» **EXTRACTED INFORMATION**

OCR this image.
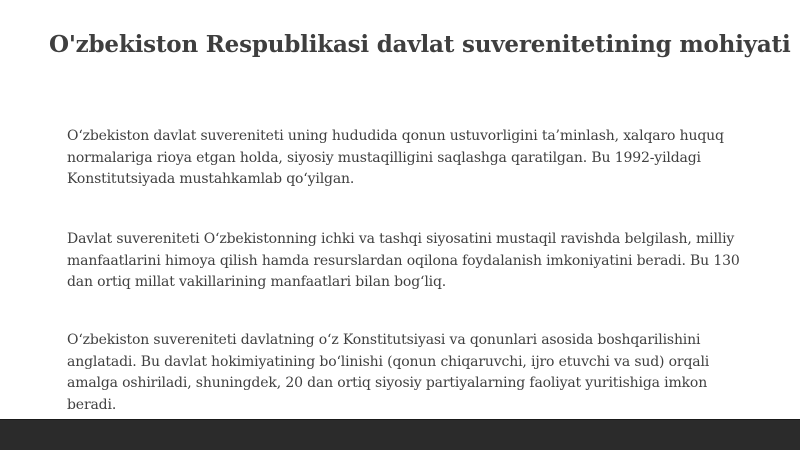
O'zbekiston Respublikasi davlat suverenitetining mohiyati

O‘zbekiston davlat suvereniteti uning hududida qonun ustuvorligini ta’minlash, xalqaro huquq normalariga rioya etgan holda, siyosiy mustaqilligini saqlashga qaratilgan. Bu 1992-yildagi Konstitutsiyada mustahkamlab qo‘yilgan.

Davlat suvereniteti O‘zbekistonning ichki va tashqi siyosatini mustaqil ravishda belgilash, milliy manfaatlarini himoya qilish hamda resurslardan oqilona foydalanish imkoniyatini beradi. Bu 130 dan ortiq millat vakillarining manfaatlari bilan bog‘liq.

O‘zbekiston suvereniteti davlatning o‘z Konstitutsiyasi va qonunlari asosida boshqarilishini anglatadi. Bu davlat hokimiyatining bo‘linishi (qonun chiqaruvchi, ijro etuvchi va sud) orqali amalga oshiriladi, shuningdek, 20 dan ortiq siyosiy partiyalarning faoliyat yuritishiga imkon beradi.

» **GOAL**
Give the entries again without a single change, but with no pictures.

» **OUTPUT OF THE EXERCISE**
OCR this image.
O'zbekiston Respublikasi davlat suverenitetining mohiyati

O‘zbekiston davlat suvereniteti uning hududida qonun ustuvorligini ta’minlash, xalqaro huquq normalariga rioya etgan holda, siyosiy mustaqilligini saqlashga qaratilgan. Bu 1992-yildagi Konstitutsiyada mustahkamlab qo‘yilgan.

Davlat suvereniteti O‘zbekistonning ichki va tashqi siyosatini mustaqil ravishda belgilash, milliy manfaatlarini himoya qilish hamda resurslardan oqilona foydalanish imkoniyatini beradi. Bu 130 dan ortiq millat vakillarining manfaatlari bilan bog‘liq.

O‘zbekiston suvereniteti davlatning o‘z Konstitutsiyasi va qonunlari asosida boshqarilishini anglatadi. Bu davlat hokimiyatining bo‘linishi (qonun chiqaruvchi, ijro etuvchi va sud) orqali amalga oshiriladi, shuningdek, 20 dan ortiq siyosiy partiyalarning faoliyat yuritishiga imkon beradi.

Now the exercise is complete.